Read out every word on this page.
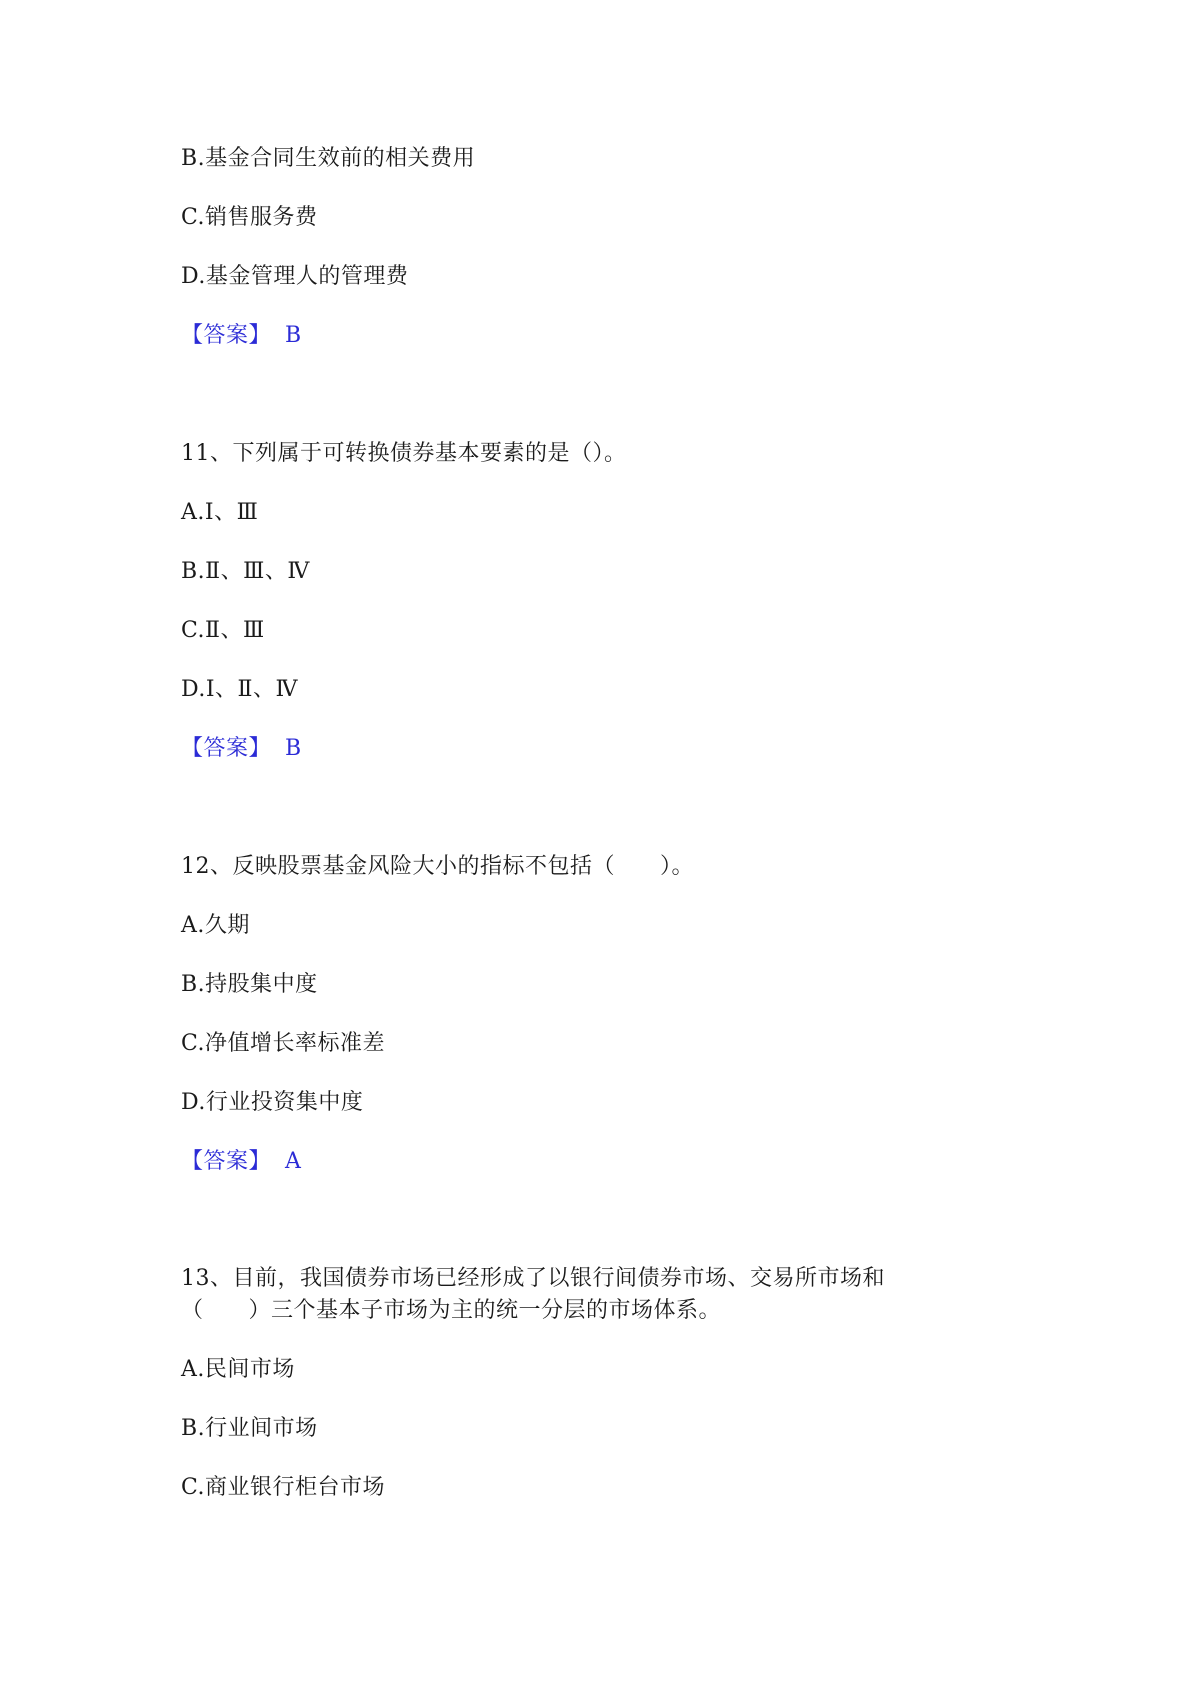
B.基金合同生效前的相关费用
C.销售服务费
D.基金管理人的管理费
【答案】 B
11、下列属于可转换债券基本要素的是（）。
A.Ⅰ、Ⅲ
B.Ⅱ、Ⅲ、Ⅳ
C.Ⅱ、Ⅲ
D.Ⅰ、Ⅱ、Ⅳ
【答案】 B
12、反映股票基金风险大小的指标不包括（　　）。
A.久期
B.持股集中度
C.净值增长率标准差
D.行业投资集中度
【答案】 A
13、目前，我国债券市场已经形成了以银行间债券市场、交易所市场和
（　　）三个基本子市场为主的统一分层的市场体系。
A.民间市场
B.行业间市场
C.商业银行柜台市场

:::

**Aim**
Leave the pictures out, and print every line of the listing exactly as written.

**Solution**
Read out every word on this page.
B.基金合同生效前的相关费用
C.销售服务费
D.基金管理人的管理费
【答案】 B
11、下列属于可转换债券基本要素的是（）。
A.Ⅰ、Ⅲ
B.Ⅱ、Ⅲ、Ⅳ
C.Ⅱ、Ⅲ
D.Ⅰ、Ⅱ、Ⅳ
【答案】 B
12、反映股票基金风险大小的指标不包括（　　）。
A.久期
B.持股集中度
C.净值增长率标准差
D.行业投资集中度
【答案】 A
13、目前，我国债券市场已经形成了以银行间债券市场、交易所市场和
（　　）三个基本子市场为主的统一分层的市场体系。
A.民间市场
B.行业间市场
C.商业银行柜台市场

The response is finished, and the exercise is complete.